(Layout coordinate data)

+++

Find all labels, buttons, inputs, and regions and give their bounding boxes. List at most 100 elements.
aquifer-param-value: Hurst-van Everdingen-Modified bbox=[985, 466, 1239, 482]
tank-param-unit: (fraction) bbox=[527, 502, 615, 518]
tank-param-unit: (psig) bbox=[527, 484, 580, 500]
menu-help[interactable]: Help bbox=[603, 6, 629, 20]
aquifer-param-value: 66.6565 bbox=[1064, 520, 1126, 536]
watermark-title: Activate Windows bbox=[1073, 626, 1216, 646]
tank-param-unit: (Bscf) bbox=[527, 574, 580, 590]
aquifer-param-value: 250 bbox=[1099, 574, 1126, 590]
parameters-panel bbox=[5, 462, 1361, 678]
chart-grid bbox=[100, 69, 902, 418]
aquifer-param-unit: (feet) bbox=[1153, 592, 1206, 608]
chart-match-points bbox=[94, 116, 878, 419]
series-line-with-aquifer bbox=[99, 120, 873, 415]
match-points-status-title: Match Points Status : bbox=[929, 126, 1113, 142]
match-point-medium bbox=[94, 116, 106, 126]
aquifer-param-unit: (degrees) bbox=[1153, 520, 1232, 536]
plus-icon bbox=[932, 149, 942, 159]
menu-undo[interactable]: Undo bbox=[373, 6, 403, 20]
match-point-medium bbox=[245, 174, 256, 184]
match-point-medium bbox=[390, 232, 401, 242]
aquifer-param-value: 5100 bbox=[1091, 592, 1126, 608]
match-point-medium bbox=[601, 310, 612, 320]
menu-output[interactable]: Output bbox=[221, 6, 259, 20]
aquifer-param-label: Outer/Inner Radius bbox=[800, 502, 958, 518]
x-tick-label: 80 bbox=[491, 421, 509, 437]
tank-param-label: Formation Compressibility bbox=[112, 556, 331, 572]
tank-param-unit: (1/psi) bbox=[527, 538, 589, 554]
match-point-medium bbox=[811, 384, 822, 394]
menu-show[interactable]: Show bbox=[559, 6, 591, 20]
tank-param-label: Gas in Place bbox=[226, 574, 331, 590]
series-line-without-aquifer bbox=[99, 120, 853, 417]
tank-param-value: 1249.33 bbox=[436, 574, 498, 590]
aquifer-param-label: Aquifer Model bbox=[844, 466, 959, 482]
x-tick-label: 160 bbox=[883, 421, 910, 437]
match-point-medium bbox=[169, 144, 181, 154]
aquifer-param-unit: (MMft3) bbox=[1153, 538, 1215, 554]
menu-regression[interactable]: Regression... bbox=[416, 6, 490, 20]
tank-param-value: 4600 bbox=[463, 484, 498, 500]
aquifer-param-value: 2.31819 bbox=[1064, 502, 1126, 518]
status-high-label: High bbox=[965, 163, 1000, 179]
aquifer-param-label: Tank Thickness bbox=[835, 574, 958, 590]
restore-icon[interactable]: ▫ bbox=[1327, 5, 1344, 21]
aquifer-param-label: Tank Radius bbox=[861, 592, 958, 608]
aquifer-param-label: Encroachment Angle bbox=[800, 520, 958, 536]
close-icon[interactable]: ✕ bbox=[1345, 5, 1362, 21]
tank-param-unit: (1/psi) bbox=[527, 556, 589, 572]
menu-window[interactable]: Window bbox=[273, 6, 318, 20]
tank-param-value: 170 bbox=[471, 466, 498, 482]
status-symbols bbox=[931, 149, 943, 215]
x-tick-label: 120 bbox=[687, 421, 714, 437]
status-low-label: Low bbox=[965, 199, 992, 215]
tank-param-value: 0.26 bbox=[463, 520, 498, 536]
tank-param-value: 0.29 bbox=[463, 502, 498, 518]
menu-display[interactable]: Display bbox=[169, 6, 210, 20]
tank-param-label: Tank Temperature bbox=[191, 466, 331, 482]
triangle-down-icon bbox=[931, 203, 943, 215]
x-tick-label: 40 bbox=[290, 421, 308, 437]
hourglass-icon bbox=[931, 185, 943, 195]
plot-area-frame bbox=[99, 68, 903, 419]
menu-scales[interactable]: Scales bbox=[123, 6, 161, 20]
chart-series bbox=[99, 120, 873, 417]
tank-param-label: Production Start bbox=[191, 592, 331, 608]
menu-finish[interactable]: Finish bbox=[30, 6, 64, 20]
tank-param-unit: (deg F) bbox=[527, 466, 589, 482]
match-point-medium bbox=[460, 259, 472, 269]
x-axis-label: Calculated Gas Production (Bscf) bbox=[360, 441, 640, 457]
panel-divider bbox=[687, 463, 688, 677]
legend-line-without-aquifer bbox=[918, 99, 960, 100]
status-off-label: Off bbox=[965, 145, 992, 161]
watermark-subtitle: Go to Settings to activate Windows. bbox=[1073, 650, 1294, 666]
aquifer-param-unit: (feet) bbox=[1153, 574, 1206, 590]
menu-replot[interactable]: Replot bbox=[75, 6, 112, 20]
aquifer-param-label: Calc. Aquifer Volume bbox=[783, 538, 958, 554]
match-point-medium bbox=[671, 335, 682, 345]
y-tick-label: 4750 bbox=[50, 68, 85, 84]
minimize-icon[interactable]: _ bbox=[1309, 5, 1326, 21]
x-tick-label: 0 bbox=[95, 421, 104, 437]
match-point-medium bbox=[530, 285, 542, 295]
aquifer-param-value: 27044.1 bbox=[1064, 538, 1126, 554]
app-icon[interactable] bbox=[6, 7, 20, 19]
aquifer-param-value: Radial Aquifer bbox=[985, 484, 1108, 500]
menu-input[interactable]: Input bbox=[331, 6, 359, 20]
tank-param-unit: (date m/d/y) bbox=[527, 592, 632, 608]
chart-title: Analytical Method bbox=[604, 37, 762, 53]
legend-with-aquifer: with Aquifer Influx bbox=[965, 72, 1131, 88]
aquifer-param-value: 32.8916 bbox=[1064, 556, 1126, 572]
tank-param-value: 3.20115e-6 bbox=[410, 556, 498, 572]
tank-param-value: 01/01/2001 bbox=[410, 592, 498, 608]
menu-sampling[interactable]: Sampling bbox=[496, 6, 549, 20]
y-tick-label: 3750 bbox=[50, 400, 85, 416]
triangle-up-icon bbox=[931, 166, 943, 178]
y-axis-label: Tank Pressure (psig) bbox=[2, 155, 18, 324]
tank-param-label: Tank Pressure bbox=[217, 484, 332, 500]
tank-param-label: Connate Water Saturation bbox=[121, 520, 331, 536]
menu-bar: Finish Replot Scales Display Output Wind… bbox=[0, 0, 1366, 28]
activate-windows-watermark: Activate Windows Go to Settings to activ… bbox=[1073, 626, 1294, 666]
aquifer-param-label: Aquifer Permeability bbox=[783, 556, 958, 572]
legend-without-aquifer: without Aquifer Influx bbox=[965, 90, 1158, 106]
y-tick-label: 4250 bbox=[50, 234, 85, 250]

+++

Exercise brief: Pull every line from the entries above and reproduce each one without any change.

Task output:
Find all labels, buttons, inputs, and regions and give their bounding boxes. List at most 100 elements.
aquifer-param-value: Hurst-van Everdingen-Modified bbox=[985, 466, 1239, 482]
tank-param-unit: (fraction) bbox=[527, 502, 615, 518]
tank-param-unit: (psig) bbox=[527, 484, 580, 500]
menu-help[interactable]: Help bbox=[603, 6, 629, 20]
aquifer-param-value: 66.6565 bbox=[1064, 520, 1126, 536]
watermark-title: Activate Windows bbox=[1073, 626, 1216, 646]
tank-param-unit: (Bscf) bbox=[527, 574, 580, 590]
aquifer-param-value: 250 bbox=[1099, 574, 1126, 590]
parameters-panel bbox=[5, 462, 1361, 678]
chart-grid bbox=[100, 69, 902, 418]
aquifer-param-unit: (feet) bbox=[1153, 592, 1206, 608]
chart-match-points bbox=[94, 116, 878, 419]
series-line-with-aquifer bbox=[99, 120, 873, 415]
match-points-status-title: Match Points Status : bbox=[929, 126, 1113, 142]
match-point-medium bbox=[94, 116, 106, 126]
aquifer-param-unit: (degrees) bbox=[1153, 520, 1232, 536]
plus-icon bbox=[932, 149, 942, 159]
menu-undo[interactable]: Undo bbox=[373, 6, 403, 20]
match-point-medium bbox=[245, 174, 256, 184]
match-point-medium bbox=[390, 232, 401, 242]
aquifer-param-value: 5100 bbox=[1091, 592, 1126, 608]
match-point-medium bbox=[601, 310, 612, 320]
menu-output[interactable]: Output bbox=[221, 6, 259, 20]
aquifer-param-label: Outer/Inner Radius bbox=[800, 502, 958, 518]
x-tick-label: 80 bbox=[491, 421, 509, 437]
tank-param-label: Formation Compressibility bbox=[112, 556, 331, 572]
tank-param-unit: (1/psi) bbox=[527, 538, 589, 554]
match-point-medium bbox=[811, 384, 822, 394]
menu-show[interactable]: Show bbox=[559, 6, 591, 20]
tank-param-label: Gas in Place bbox=[226, 574, 331, 590]
series-line-without-aquifer bbox=[99, 120, 853, 417]
tank-param-value: 1249.33 bbox=[436, 574, 498, 590]
aquifer-param-label: Aquifer Model bbox=[844, 466, 959, 482]
x-tick-label: 160 bbox=[883, 421, 910, 437]
match-point-medium bbox=[169, 144, 181, 154]
aquifer-param-unit: (MMft3) bbox=[1153, 538, 1215, 554]
menu-regression[interactable]: Regression... bbox=[416, 6, 490, 20]
tank-param-value: 4600 bbox=[463, 484, 498, 500]
aquifer-param-value: 2.31819 bbox=[1064, 502, 1126, 518]
status-high-label: High bbox=[965, 163, 1000, 179]
aquifer-param-label: Tank Thickness bbox=[835, 574, 958, 590]
restore-icon[interactable]: ▫ bbox=[1327, 5, 1344, 21]
aquifer-param-label: Tank Radius bbox=[861, 592, 958, 608]
aquifer-param-label: Encroachment Angle bbox=[800, 520, 958, 536]
close-icon[interactable]: ✕ bbox=[1345, 5, 1362, 21]
tank-param-unit: (1/psi) bbox=[527, 556, 589, 572]
menu-window[interactable]: Window bbox=[273, 6, 318, 20]
tank-param-value: 170 bbox=[471, 466, 498, 482]
status-symbols bbox=[931, 149, 943, 215]
x-tick-label: 120 bbox=[687, 421, 714, 437]
status-low-label: Low bbox=[965, 199, 992, 215]
tank-param-value: 0.26 bbox=[463, 520, 498, 536]
tank-param-value: 0.29 bbox=[463, 502, 498, 518]
menu-display[interactable]: Display bbox=[169, 6, 210, 20]
tank-param-label: Tank Temperature bbox=[191, 466, 331, 482]
triangle-down-icon bbox=[931, 203, 943, 215]
x-tick-label: 40 bbox=[290, 421, 308, 437]
hourglass-icon bbox=[931, 185, 943, 195]
plot-area-frame bbox=[99, 68, 903, 419]
menu-scales[interactable]: Scales bbox=[123, 6, 161, 20]
chart-series bbox=[99, 120, 873, 417]
tank-param-label: Production Start bbox=[191, 592, 331, 608]
menu-finish[interactable]: Finish bbox=[30, 6, 64, 20]
tank-param-unit: (deg F) bbox=[527, 466, 589, 482]
match-point-medium bbox=[460, 259, 472, 269]
x-axis-label: Calculated Gas Production (Bscf) bbox=[360, 441, 640, 457]
panel-divider bbox=[687, 463, 688, 677]
legend-line-without-aquifer bbox=[918, 99, 960, 100]
status-off-label: Off bbox=[965, 145, 992, 161]
watermark-subtitle: Go to Settings to activate Windows. bbox=[1073, 650, 1294, 666]
aquifer-param-unit: (feet) bbox=[1153, 574, 1206, 590]
menu-replot[interactable]: Replot bbox=[75, 6, 112, 20]
aquifer-param-label: Calc. Aquifer Volume bbox=[783, 538, 958, 554]
match-point-medium bbox=[671, 335, 682, 345]
y-tick-label: 4750 bbox=[50, 68, 85, 84]
minimize-icon[interactable]: _ bbox=[1309, 5, 1326, 21]
x-tick-label: 0 bbox=[95, 421, 104, 437]
match-point-medium bbox=[530, 285, 542, 295]
aquifer-param-value: 27044.1 bbox=[1064, 538, 1126, 554]
app-icon[interactable] bbox=[6, 7, 20, 19]
aquifer-param-value: Radial Aquifer bbox=[985, 484, 1108, 500]
menu-input[interactable]: Input bbox=[331, 6, 359, 20]
tank-param-unit: (date m/d/y) bbox=[527, 592, 632, 608]
chart-title: Analytical Method bbox=[604, 37, 762, 53]
legend-with-aquifer: with Aquifer Influx bbox=[965, 72, 1131, 88]
aquifer-param-value: 32.8916 bbox=[1064, 556, 1126, 572]
tank-param-value: 3.20115e-6 bbox=[410, 556, 498, 572]
tank-param-value: 01/01/2001 bbox=[410, 592, 498, 608]
menu-sampling[interactable]: Sampling bbox=[496, 6, 549, 20]
y-tick-label: 3750 bbox=[50, 400, 85, 416]
triangle-up-icon bbox=[931, 166, 943, 178]
y-axis-label: Tank Pressure (psig) bbox=[2, 155, 18, 324]
tank-param-label: Tank Pressure bbox=[217, 484, 332, 500]
tank-param-label: Connate Water Saturation bbox=[121, 520, 331, 536]
menu-bar: Finish Replot Scales Display Output Wind… bbox=[0, 0, 1366, 28]
activate-windows-watermark: Activate Windows Go to Settings to activ… bbox=[1073, 626, 1294, 666]
aquifer-param-label: Aquifer Permeability bbox=[783, 556, 958, 572]
legend-without-aquifer: without Aquifer Influx bbox=[965, 90, 1158, 106]
y-tick-label: 4250 bbox=[50, 234, 85, 250]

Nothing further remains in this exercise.